Your task: Will you write out the data exactly, excluding every picture?

Given records:

□ □ □ □ □

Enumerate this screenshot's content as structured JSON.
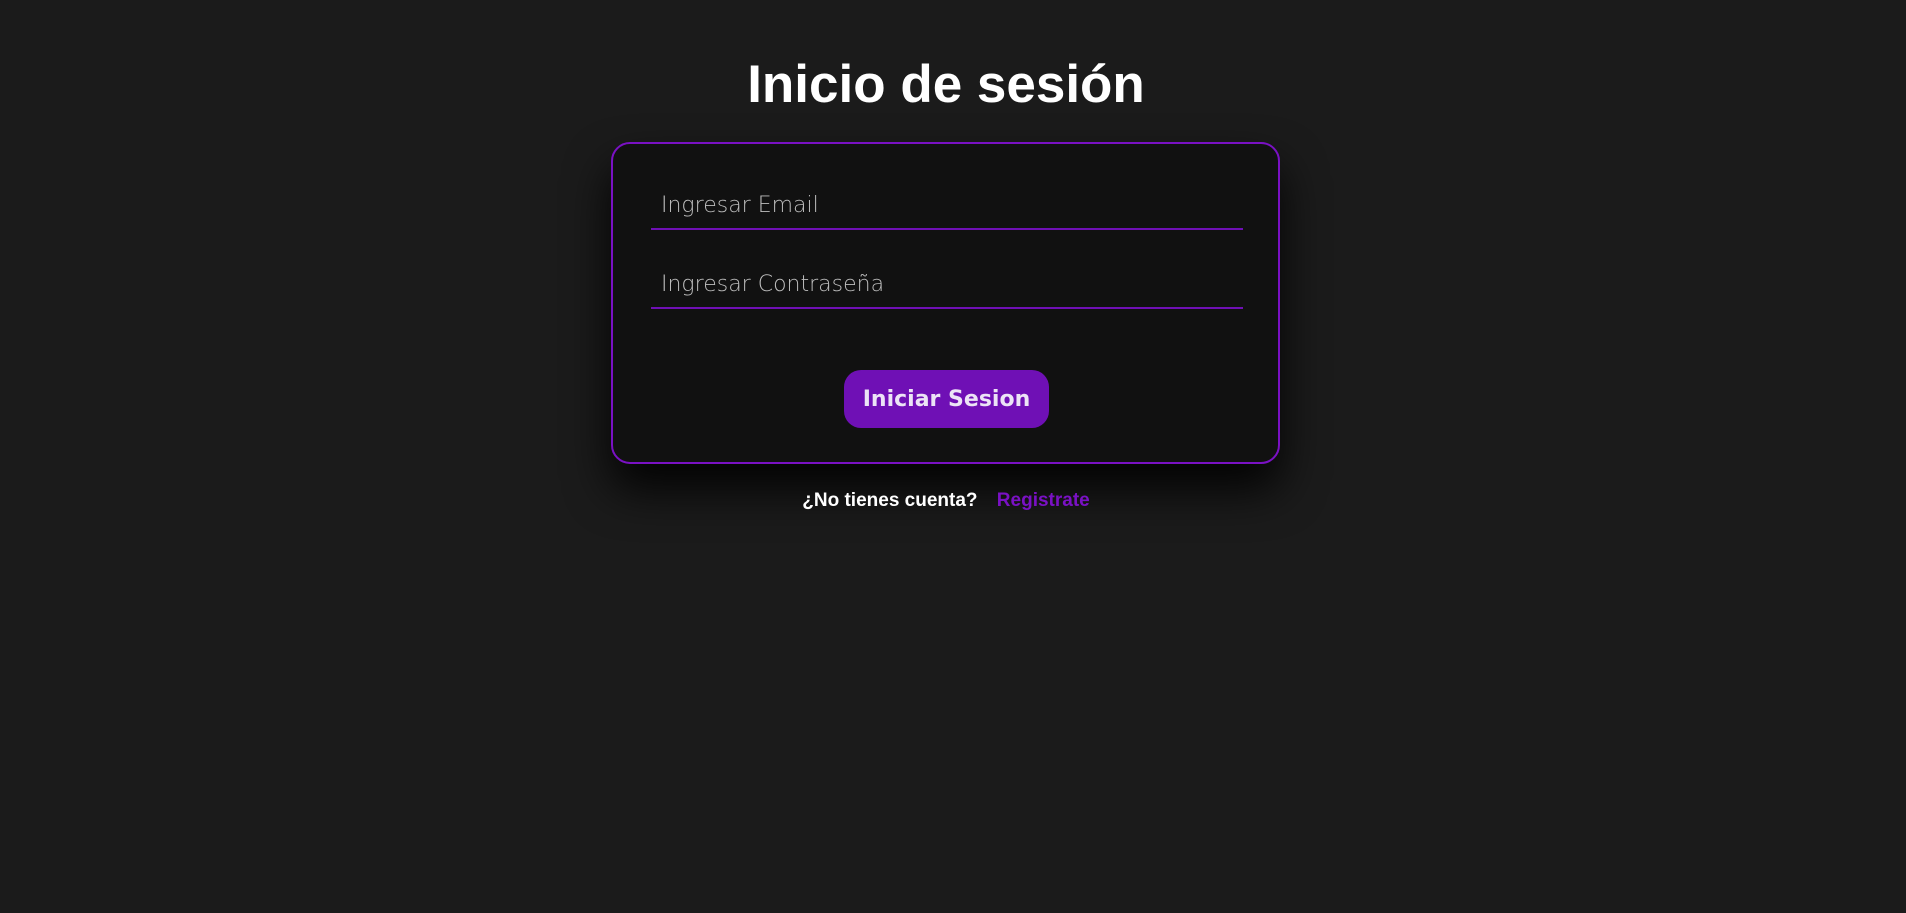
{
  "page": {
    "title": "Inicio de sesión"
  },
  "form": {
    "email_placeholder": "Ingresar Email",
    "email_value": "",
    "password_placeholder": "Ingresar Contraseña",
    "password_value": "",
    "submit_label": "Iniciar Sesion"
  },
  "signup": {
    "question": "¿No tienes cuenta?",
    "link_label": "Registrate"
  },
  "colors": {
    "background": "#1b1b1b",
    "card": "#111111",
    "accent": "#7a11c4",
    "text": "#ffffff"
  }
}
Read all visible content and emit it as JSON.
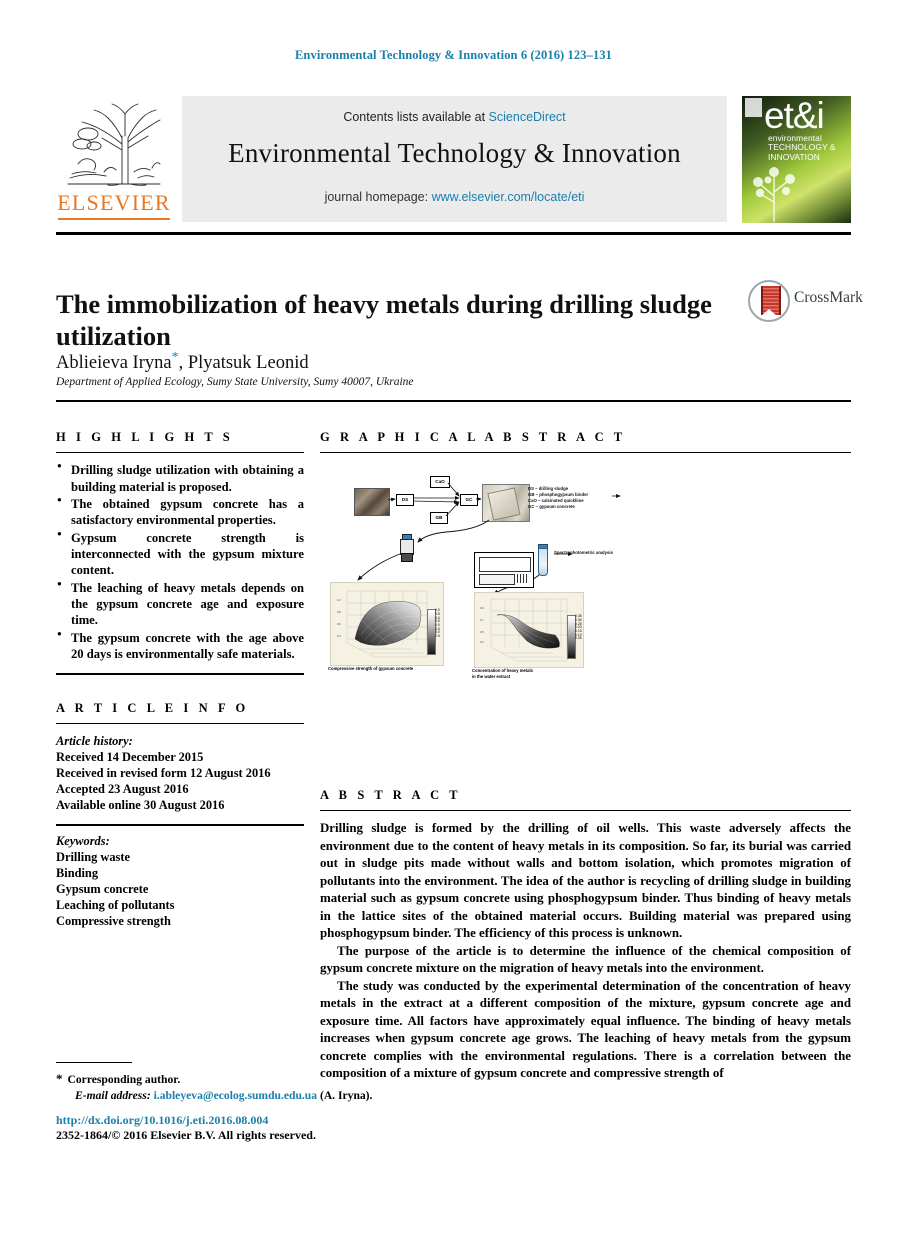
{
  "running_head": "Environmental Technology & Innovation 6 (2016) 123–131",
  "masthead": {
    "publisher_name": "ELSEVIER",
    "contents_prefix": "Contents lists available at ",
    "contents_link": "ScienceDirect",
    "journal_title": "Environmental Technology & Innovation",
    "homepage_prefix": "journal homepage: ",
    "homepage_link": "www.elsevier.com/locate/eti",
    "cover": {
      "logo_text": "et&i",
      "sub_line1": "environmental",
      "sub_line2": "TECHNOLOGY &",
      "sub_line3": "INNOVATION"
    }
  },
  "article": {
    "title": "The immobilization of heavy metals during drilling sludge utilization",
    "authors": "Ablieieva Iryna",
    "authors_tail": ", Plyatsuk Leonid",
    "corresponding_marker": "*",
    "affiliation": "Department of Applied Ecology, Sumy State University, Sumy 40007, Ukraine",
    "crossmark_label": "CrossMark"
  },
  "highlights": {
    "heading": "H I G H L I G H T S",
    "items": [
      "Drilling sludge utilization with obtaining a building material is proposed.",
      "The obtained gypsum concrete has a satisfactory environmental properties.",
      "Gypsum concrete strength is interconnected with the gypsum mixture content.",
      "The leaching of heavy metals depends on the gypsum concrete age and exposure time.",
      "The gypsum concrete with the age above 20 days is environmentally safe materials."
    ]
  },
  "article_info": {
    "heading": "A R T I C L E   I N F O",
    "history_label": "Article history:",
    "history": [
      "Received 14 December 2015",
      "Received in revised form 12 August 2016",
      "Accepted 23 August 2016",
      "Available online 30 August 2016"
    ],
    "keywords_label": "Keywords:",
    "keywords": [
      "Drilling waste",
      "Binding",
      "Gypsum concrete",
      "Leaching of pollutants",
      "Compressive strength"
    ]
  },
  "graphical_abstract": {
    "heading": "G R A P H I C A L   A B S T R A C T",
    "boxes": {
      "ds": "DS",
      "cao": "CaO",
      "gb": "GB",
      "gc": "GC"
    },
    "legend": [
      "DS – drilling sludge",
      "GB – phosphogypsum binder",
      "CaO – calcinated quicklime",
      "GC – gypsum concrete"
    ],
    "annotation": "Spectrophotometric analysis",
    "plot_a_axis": "Compressive strength of gypsum concrete",
    "plot_b_axis_1": "Concentration of heavy metals",
    "plot_b_axis_2": "in the water extract"
  },
  "abstract": {
    "heading": "A B S T R A C T",
    "paragraphs": [
      "Drilling sludge is formed by the drilling of oil wells. This waste adversely affects the environment due to the content of heavy metals in its composition. So far, its burial was carried out in sludge pits made without walls and bottom isolation, which promotes migration of pollutants into the environment. The idea of the author is recycling of drilling sludge in building material such as gypsum concrete using phosphogypsum binder. Thus binding of heavy metals in the lattice sites of the obtained material occurs. Building material was prepared using phosphogypsum binder. The efficiency of this process is unknown.",
      "The purpose of the article is to determine the influence of the chemical composition of gypsum concrete mixture on the migration of heavy metals into the environment.",
      "The study was conducted by the experimental determination of the concentration of heavy metals in the extract at a different composition of the mixture, gypsum concrete age and exposure time. All factors have approximately equal influence. The binding of heavy metals increases when gypsum concrete age grows. The leaching of heavy metals from the gypsum concrete complies with the environmental regulations. There is a correlation between the composition of a mixture of gypsum concrete and compressive strength of"
    ]
  },
  "footer": {
    "corresponding_marker": "*",
    "corresponding_text": "Corresponding author.",
    "email_label": "E-mail address:",
    "email": "i.ableyeva@ecolog.sumdu.edu.ua",
    "email_suffix": "(A. Iryna).",
    "doi": "http://dx.doi.org/10.1016/j.eti.2016.08.004",
    "copyright": "2352-1864/© 2016 Elsevier B.V. All rights reserved."
  }
}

□ □ □ □ □

Response to this exercise:
Enumerate this screenshot's content as structured JSON.
{
  "page": {
    "title": "Inicio de sesión"
  },
  "form": {
    "email_placeholder": "Ingresar Email",
    "email_value": "",
    "password_placeholder": "Ingresar Contraseña",
    "password_value": "",
    "submit_label": "Iniciar Sesion"
  },
  "signup": {
    "question": "¿No tienes cuenta?",
    "link_label": "Registrate"
  },
  "colors": {
    "background": "#1b1b1b",
    "card": "#111111",
    "accent": "#7a11c4",
    "text": "#ffffff"
  }
}
Read all visible content and emit it as JSON.
{
  "running_head": "Environmental Technology & Innovation 6 (2016) 123–131",
  "masthead": {
    "publisher_name": "ELSEVIER",
    "contents_prefix": "Contents lists available at ",
    "contents_link": "ScienceDirect",
    "journal_title": "Environmental Technology & Innovation",
    "homepage_prefix": "journal homepage: ",
    "homepage_link": "www.elsevier.com/locate/eti",
    "cover": {
      "logo_text": "et&i",
      "sub_line1": "environmental",
      "sub_line2": "TECHNOLOGY &",
      "sub_line3": "INNOVATION"
    }
  },
  "article": {
    "title": "The immobilization of heavy metals during drilling sludge utilization",
    "authors": "Ablieieva Iryna",
    "authors_tail": ", Plyatsuk Leonid",
    "corresponding_marker": "*",
    "affiliation": "Department of Applied Ecology, Sumy State University, Sumy 40007, Ukraine",
    "crossmark_label": "CrossMark"
  },
  "highlights": {
    "heading": "H I G H L I G H T S",
    "items": [
      "Drilling sludge utilization with obtaining a building material is proposed.",
      "The obtained gypsum concrete has a satisfactory environmental properties.",
      "Gypsum concrete strength is interconnected with the gypsum mixture content.",
      "The leaching of heavy metals depends on the gypsum concrete age and exposure time.",
      "The gypsum concrete with the age above 20 days is environmentally safe materials."
    ]
  },
  "article_info": {
    "heading": "A R T I C L E   I N F O",
    "history_label": "Article history:",
    "history": [
      "Received 14 December 2015",
      "Received in revised form 12 August 2016",
      "Accepted 23 August 2016",
      "Available online 30 August 2016"
    ],
    "keywords_label": "Keywords:",
    "keywords": [
      "Drilling waste",
      "Binding",
      "Gypsum concrete",
      "Leaching of pollutants",
      "Compressive strength"
    ]
  },
  "graphical_abstract": {
    "heading": "G R A P H I C A L   A B S T R A C T",
    "boxes": {
      "ds": "DS",
      "cao": "CaO",
      "gb": "GB",
      "gc": "GC"
    },
    "legend": [
      "DS – drilling sludge",
      "GB – phosphogypsum binder",
      "CaO – calcinated quicklime",
      "GC – gypsum concrete"
    ],
    "annotation": "Spectrophotometric analysis",
    "plot_a_axis": "Compressive strength of gypsum concrete",
    "plot_b_axis_1": "Concentration of heavy metals",
    "plot_b_axis_2": "in the water extract"
  },
  "abstract": {
    "heading": "A B S T R A C T",
    "paragraphs": [
      "Drilling sludge is formed by the drilling of oil wells. This waste adversely affects the environment due to the content of heavy metals in its composition. So far, its burial was carried out in sludge pits made without walls and bottom isolation, which promotes migration of pollutants into the environment. The idea of the author is recycling of drilling sludge in building material such as gypsum concrete using phosphogypsum binder. Thus binding of heavy metals in the lattice sites of the obtained material occurs. Building material was prepared using phosphogypsum binder. The efficiency of this process is unknown.",
      "The purpose of the article is to determine the influence of the chemical composition of gypsum concrete mixture on the migration of heavy metals into the environment.",
      "The study was conducted by the experimental determination of the concentration of heavy metals in the extract at a different composition of the mixture, gypsum concrete age and exposure time. All factors have approximately equal influence. The binding of heavy metals increases when gypsum concrete age grows. The leaching of heavy metals from the gypsum concrete complies with the environmental regulations. There is a correlation between the composition of a mixture of gypsum concrete and compressive strength of"
    ]
  },
  "footer": {
    "corresponding_marker": "*",
    "corresponding_text": "Corresponding author.",
    "email_label": "E-mail address:",
    "email": "i.ableyeva@ecolog.sumdu.edu.ua",
    "email_suffix": "(A. Iryna).",
    "doi": "http://dx.doi.org/10.1016/j.eti.2016.08.004",
    "copyright": "2352-1864/© 2016 Elsevier B.V. All rights reserved."
  }
}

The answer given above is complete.